Requirement
Search the records for the word "NVIDIA" and pick out every line that has it.

====

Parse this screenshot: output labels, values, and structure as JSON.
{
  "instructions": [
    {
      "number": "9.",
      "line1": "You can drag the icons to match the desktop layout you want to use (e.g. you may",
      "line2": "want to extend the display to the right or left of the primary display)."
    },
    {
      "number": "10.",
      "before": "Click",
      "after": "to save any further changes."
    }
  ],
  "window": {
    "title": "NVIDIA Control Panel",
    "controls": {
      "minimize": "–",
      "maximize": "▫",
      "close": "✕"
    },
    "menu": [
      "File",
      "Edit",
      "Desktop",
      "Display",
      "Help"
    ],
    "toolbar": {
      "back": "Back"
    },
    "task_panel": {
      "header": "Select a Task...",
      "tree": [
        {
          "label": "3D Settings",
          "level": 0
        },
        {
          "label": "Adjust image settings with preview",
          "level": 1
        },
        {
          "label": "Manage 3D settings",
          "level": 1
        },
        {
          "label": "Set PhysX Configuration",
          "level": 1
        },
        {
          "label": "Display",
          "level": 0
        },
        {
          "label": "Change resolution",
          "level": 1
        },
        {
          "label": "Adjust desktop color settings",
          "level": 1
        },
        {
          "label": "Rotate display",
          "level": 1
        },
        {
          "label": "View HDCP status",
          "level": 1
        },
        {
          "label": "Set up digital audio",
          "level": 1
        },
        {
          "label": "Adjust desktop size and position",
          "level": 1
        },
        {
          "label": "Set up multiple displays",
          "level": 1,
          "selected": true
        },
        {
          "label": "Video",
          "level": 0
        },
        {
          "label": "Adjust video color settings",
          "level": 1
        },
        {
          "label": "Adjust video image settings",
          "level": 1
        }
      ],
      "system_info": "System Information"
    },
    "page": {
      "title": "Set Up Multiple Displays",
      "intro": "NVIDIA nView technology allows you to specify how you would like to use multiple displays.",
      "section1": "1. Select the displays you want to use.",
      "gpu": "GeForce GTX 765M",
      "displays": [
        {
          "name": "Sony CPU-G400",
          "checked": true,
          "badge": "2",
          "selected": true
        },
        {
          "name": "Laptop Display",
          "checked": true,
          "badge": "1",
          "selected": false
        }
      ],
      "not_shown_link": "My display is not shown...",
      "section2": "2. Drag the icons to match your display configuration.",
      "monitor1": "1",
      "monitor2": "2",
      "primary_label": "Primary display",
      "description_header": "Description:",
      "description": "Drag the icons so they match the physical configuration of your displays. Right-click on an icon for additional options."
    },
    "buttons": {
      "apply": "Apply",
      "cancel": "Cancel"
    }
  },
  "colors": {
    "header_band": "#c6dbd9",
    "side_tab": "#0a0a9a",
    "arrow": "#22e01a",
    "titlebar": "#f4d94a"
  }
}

====

Solution
    "title": "NVIDIA Control Panel",
      "intro": "NVIDIA nView technology allows you to specify how you would like to use multiple displays.",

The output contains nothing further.